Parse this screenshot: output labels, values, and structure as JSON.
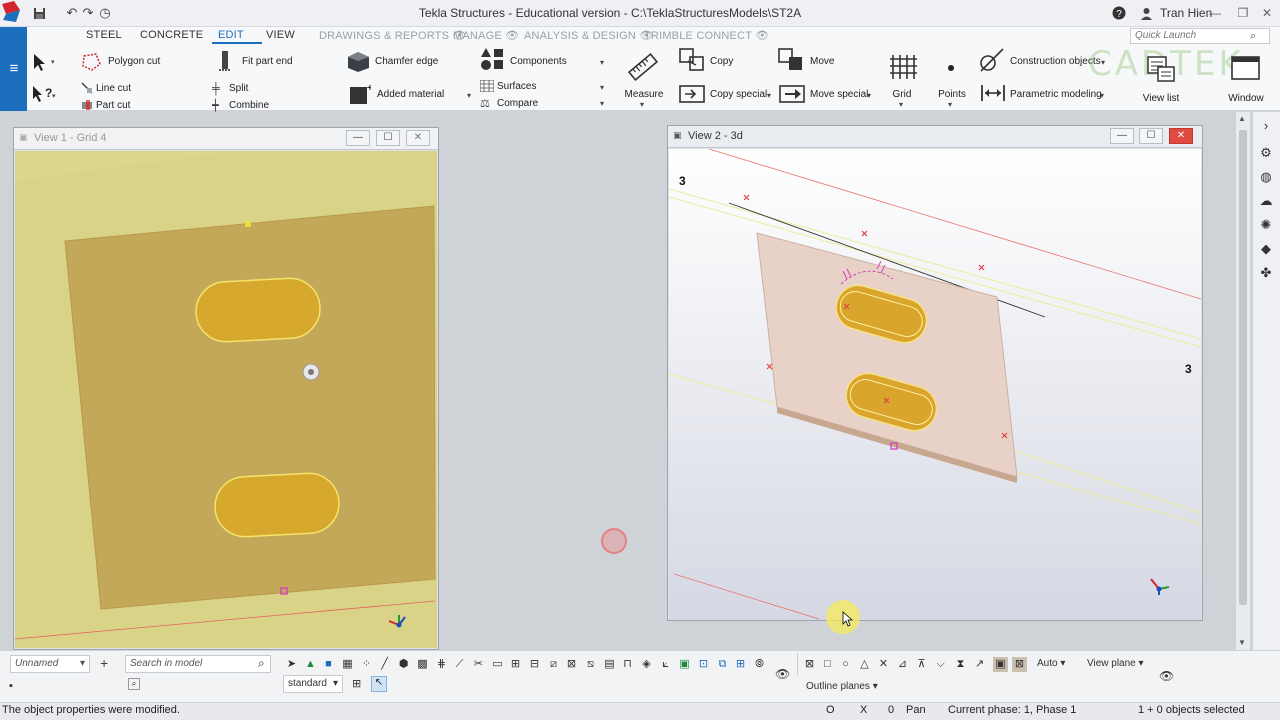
{
  "app": {
    "title": "Tekla Structures - Educational version - C:\\TeklaStructuresModels\\ST2A",
    "user": "Tran Hien",
    "quick_launch_placeholder": "Quick Launch",
    "watermark": "CADTEK"
  },
  "tabs": [
    {
      "label": "STEEL",
      "state": "normal"
    },
    {
      "label": "CONCRETE",
      "state": "normal"
    },
    {
      "label": "EDIT",
      "state": "active"
    },
    {
      "label": "VIEW",
      "state": "normal"
    },
    {
      "label": "DRAWINGS & REPORTS",
      "state": "dim"
    },
    {
      "label": "MANAGE",
      "state": "dim"
    },
    {
      "label": "ANALYSIS & DESIGN",
      "state": "dim"
    },
    {
      "label": "TRIMBLE CONNECT",
      "state": "dim"
    }
  ],
  "ribbon": {
    "polygon_cut": "Polygon cut",
    "line_cut": "Line cut",
    "part_cut": "Part cut",
    "fit_part_end": "Fit part end",
    "split": "Split",
    "combine": "Combine",
    "chamfer_edge": "Chamfer edge",
    "added_material": "Added material",
    "components": "Components",
    "surfaces": "Surfaces",
    "compare": "Compare",
    "measure": "Measure",
    "copy": "Copy",
    "copy_special": "Copy special",
    "move": "Move",
    "move_special": "Move special",
    "grid": "Grid",
    "points": "Points",
    "construction_objects": "Construction objects",
    "parametric_modeling": "Parametric modeling",
    "view_list": "View list",
    "window": "Window"
  },
  "views": {
    "view1_title": "View 1 - Grid 4",
    "view2_title": "View 2 - 3d",
    "grid_label_left": "3",
    "grid_label_right": "3"
  },
  "bottom": {
    "selection_filter": "Unnamed",
    "search_placeholder": "Search in model",
    "settings_combo": "standard",
    "snap_mode": "Auto",
    "view_plane": "View plane",
    "outline_planes": "Outline planes"
  },
  "status": {
    "message": "The object properties were modified.",
    "o_label": "O",
    "x_label": "X",
    "x_value": "0",
    "pan": "Pan",
    "phase": "Current phase: 1, Phase 1",
    "selection": "1 + 0 objects selected"
  },
  "colors": {
    "accent": "#1b6fbd",
    "close_red": "#e24a3f",
    "plate_left": "#c4a85a",
    "slot_fill": "#d6a92e",
    "view_bg_left": "#dcd68b"
  }
}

************

▶ _Short problem_: Using the listing, collect all lines in which the string "special" is found.

▶ _Result_:
    "copy_special": "Copy special",
    "move_special": "Move special",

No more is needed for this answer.